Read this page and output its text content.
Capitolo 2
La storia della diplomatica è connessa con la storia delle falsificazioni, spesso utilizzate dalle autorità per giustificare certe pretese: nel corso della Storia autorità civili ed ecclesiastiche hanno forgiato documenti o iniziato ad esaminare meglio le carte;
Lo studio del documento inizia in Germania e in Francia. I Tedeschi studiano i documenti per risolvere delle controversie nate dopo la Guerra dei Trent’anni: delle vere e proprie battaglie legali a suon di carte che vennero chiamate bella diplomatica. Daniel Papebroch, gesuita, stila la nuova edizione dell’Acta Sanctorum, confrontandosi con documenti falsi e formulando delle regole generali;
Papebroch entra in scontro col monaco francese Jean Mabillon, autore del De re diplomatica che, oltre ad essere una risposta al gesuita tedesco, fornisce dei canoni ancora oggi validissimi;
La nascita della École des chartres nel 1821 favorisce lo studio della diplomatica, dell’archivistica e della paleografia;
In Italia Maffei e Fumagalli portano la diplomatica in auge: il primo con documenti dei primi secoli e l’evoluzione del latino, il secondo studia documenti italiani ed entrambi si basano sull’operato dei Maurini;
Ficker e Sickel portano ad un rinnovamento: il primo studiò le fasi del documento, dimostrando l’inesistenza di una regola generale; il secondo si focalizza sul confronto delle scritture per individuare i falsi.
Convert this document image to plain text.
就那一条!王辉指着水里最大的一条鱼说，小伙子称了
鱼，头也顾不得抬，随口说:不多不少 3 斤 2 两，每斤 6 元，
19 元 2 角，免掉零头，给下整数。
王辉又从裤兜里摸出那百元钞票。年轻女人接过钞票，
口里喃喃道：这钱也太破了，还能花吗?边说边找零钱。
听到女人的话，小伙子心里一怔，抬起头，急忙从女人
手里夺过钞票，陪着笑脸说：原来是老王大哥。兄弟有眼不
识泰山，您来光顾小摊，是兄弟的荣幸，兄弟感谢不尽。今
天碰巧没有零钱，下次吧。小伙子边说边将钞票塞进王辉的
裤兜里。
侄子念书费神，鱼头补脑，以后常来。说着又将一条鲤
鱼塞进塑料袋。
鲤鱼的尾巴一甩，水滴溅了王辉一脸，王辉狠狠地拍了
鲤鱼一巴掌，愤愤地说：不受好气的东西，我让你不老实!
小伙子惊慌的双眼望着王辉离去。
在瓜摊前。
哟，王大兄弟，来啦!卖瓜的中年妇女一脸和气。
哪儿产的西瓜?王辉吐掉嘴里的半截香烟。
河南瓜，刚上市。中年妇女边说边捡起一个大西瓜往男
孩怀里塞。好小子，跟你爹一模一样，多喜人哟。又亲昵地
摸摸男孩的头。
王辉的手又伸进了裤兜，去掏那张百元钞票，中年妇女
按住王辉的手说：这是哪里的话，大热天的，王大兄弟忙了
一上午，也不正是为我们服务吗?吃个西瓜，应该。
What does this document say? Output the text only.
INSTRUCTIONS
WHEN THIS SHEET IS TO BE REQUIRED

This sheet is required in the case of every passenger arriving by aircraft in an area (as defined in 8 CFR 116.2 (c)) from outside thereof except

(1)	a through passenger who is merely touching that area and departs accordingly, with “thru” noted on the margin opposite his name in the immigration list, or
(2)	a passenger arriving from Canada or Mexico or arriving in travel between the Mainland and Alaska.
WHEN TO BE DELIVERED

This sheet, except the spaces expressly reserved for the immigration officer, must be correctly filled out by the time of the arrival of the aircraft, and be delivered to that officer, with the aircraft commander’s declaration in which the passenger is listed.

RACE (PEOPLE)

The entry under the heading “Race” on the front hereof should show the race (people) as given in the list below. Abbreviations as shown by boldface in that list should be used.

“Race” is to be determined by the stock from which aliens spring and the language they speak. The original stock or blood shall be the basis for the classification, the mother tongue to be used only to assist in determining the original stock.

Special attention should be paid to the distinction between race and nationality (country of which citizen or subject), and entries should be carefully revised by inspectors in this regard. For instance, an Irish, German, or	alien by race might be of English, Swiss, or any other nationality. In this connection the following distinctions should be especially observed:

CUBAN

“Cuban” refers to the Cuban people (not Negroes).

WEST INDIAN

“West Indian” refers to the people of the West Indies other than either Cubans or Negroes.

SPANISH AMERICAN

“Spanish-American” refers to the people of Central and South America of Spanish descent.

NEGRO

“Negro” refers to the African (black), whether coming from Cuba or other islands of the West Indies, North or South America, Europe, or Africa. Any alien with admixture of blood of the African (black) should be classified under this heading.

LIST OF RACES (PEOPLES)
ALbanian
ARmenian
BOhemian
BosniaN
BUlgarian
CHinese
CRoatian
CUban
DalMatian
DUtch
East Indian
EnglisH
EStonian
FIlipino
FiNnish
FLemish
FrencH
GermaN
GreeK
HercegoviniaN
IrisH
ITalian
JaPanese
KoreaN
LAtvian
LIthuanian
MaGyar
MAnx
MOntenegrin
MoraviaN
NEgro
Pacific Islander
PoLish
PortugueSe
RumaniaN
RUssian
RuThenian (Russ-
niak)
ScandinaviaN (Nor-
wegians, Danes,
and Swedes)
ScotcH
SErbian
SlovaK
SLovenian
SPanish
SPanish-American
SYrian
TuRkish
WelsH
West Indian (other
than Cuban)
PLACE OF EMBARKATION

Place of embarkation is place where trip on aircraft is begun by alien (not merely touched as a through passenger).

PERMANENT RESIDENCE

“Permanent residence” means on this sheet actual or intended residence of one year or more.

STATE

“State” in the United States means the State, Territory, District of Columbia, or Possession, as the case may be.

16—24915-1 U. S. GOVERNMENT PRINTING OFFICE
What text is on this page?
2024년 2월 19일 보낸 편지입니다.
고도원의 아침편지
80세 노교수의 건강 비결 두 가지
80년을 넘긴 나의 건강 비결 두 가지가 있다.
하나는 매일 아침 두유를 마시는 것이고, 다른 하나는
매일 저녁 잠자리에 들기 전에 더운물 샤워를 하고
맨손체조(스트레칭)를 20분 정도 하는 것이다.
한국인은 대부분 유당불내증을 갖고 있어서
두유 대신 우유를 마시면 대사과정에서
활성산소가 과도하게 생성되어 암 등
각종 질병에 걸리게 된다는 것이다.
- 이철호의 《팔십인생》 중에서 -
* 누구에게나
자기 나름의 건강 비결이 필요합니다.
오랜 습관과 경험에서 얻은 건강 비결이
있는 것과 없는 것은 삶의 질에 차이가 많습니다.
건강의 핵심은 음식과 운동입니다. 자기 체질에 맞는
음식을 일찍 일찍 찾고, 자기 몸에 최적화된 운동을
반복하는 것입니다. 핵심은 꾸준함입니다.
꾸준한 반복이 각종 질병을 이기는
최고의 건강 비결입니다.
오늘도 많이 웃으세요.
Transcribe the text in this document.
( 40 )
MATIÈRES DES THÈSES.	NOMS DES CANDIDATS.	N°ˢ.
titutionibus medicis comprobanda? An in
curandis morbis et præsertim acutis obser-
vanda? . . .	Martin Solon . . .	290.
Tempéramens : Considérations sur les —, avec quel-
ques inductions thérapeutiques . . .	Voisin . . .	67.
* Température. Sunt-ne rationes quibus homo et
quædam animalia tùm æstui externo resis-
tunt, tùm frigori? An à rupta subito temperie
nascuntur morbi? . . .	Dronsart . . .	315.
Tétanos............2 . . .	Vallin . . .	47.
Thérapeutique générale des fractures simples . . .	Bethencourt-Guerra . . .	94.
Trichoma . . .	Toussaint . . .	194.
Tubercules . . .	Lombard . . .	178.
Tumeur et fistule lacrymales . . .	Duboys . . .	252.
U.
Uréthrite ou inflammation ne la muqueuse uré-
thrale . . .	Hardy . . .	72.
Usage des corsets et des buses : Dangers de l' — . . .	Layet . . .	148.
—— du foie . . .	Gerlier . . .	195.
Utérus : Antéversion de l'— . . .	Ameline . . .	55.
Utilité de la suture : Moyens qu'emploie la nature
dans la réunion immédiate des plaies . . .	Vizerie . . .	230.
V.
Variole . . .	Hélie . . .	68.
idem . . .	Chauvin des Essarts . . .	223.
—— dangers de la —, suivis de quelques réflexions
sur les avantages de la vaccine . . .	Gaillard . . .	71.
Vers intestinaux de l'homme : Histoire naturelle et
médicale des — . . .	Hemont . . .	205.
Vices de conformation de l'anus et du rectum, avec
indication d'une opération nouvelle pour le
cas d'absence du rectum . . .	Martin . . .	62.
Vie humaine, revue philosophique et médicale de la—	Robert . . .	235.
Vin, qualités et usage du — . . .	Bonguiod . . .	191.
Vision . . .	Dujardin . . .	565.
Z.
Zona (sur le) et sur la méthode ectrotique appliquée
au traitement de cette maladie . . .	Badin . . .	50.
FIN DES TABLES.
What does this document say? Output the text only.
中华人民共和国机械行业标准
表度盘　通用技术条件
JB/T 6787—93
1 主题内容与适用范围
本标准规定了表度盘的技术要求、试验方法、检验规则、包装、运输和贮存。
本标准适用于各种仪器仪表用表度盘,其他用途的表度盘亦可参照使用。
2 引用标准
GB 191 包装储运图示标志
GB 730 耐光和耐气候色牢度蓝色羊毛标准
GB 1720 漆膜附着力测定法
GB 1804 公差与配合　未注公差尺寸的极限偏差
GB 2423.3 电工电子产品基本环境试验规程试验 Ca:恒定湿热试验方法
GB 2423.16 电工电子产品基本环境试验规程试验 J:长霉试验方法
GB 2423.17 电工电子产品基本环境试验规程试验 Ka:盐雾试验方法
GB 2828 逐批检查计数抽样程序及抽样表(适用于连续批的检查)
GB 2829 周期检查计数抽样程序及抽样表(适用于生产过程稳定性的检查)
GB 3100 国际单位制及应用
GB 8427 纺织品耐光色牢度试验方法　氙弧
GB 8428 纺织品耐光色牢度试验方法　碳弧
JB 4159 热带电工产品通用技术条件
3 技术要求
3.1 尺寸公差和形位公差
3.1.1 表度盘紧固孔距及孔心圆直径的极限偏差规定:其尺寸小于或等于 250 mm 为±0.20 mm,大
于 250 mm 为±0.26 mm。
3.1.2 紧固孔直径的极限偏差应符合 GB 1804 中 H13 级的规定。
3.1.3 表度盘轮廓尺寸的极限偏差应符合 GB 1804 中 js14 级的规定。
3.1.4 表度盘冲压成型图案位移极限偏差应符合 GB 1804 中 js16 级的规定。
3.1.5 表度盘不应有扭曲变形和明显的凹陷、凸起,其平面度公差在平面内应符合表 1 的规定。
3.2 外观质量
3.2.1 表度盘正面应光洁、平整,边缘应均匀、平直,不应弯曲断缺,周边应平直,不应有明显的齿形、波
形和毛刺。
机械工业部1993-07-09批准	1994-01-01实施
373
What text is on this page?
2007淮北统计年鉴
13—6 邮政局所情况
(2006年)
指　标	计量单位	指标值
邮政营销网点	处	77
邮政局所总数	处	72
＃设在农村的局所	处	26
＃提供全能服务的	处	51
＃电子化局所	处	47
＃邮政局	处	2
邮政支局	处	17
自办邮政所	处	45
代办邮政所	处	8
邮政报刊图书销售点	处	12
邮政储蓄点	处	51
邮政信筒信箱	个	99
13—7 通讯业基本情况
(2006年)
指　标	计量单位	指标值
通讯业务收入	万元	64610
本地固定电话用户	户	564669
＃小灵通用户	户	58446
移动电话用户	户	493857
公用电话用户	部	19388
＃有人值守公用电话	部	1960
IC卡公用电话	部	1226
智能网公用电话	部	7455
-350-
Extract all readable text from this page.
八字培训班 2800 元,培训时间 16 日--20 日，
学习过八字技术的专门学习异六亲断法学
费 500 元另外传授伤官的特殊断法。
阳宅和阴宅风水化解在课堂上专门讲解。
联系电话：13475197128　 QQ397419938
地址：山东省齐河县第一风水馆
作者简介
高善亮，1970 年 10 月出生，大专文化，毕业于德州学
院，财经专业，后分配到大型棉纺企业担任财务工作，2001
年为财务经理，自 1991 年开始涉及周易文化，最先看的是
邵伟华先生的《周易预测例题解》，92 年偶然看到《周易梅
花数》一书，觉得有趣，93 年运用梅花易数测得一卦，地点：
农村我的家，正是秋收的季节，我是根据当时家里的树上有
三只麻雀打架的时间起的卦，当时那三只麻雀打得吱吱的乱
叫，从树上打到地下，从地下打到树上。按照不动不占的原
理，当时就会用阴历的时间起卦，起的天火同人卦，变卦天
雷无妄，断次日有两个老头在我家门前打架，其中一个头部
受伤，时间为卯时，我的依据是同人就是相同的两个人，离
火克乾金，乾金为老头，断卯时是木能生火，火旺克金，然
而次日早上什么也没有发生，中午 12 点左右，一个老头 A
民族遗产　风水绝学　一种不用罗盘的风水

----

Task description —
Scan the entries above and work out how many lines include the word "Indies"; the reply is that number alone.

Exercise response —
2